## Begin

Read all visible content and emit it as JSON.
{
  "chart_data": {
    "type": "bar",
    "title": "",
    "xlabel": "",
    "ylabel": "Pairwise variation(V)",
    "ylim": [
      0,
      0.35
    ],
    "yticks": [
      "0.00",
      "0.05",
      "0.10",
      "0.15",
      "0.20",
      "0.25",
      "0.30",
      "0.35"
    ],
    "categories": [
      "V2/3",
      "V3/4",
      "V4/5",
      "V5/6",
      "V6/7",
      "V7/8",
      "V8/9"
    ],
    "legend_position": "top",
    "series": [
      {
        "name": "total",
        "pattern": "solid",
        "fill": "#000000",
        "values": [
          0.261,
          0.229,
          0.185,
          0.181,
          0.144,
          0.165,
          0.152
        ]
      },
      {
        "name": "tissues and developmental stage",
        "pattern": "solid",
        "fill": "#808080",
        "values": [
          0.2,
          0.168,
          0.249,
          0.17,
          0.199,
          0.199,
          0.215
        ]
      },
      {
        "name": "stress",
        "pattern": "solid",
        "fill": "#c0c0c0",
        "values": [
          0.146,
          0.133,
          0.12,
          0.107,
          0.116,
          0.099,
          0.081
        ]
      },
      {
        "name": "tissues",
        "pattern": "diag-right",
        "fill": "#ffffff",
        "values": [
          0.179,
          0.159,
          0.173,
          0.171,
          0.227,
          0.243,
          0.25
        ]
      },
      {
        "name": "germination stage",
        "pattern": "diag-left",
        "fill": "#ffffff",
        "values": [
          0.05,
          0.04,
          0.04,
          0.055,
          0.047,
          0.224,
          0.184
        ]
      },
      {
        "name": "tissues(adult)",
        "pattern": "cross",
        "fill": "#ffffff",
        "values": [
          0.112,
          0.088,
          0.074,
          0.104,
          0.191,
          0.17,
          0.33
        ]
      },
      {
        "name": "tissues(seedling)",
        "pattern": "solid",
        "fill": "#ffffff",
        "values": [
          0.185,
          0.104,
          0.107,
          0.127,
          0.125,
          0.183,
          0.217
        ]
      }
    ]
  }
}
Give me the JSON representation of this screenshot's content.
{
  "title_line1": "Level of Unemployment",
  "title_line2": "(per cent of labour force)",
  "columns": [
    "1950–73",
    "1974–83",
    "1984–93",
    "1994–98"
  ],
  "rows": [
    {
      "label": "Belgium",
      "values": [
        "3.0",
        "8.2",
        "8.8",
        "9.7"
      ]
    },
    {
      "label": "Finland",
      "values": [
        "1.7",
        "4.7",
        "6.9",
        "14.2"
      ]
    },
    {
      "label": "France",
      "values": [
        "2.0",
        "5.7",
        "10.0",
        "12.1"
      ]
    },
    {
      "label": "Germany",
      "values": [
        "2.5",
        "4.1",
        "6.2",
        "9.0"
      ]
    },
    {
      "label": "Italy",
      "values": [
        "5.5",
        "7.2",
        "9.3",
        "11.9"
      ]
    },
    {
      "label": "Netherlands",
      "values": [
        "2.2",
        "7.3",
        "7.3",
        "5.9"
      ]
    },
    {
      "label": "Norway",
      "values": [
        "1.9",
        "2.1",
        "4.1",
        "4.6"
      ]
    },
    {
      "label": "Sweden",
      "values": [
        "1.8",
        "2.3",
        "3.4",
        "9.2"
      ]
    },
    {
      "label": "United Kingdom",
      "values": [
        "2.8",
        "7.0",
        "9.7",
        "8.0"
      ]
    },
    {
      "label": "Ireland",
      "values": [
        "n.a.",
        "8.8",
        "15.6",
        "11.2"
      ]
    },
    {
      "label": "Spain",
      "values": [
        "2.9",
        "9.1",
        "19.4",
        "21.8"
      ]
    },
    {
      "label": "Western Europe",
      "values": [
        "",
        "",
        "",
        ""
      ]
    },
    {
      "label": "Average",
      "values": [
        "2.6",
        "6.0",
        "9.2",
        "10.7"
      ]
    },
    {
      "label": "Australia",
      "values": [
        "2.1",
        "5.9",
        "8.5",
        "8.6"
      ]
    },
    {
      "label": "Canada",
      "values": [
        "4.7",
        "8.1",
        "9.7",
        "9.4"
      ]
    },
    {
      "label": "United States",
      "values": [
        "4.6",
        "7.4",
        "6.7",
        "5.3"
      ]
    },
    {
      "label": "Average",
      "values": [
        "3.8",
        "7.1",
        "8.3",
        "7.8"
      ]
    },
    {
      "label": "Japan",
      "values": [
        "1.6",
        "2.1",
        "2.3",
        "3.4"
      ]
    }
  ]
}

## End

WORK TO COMPLETE. Give only the number of lines in the records that include the word "content".

EXERCISE OUTPUT. 2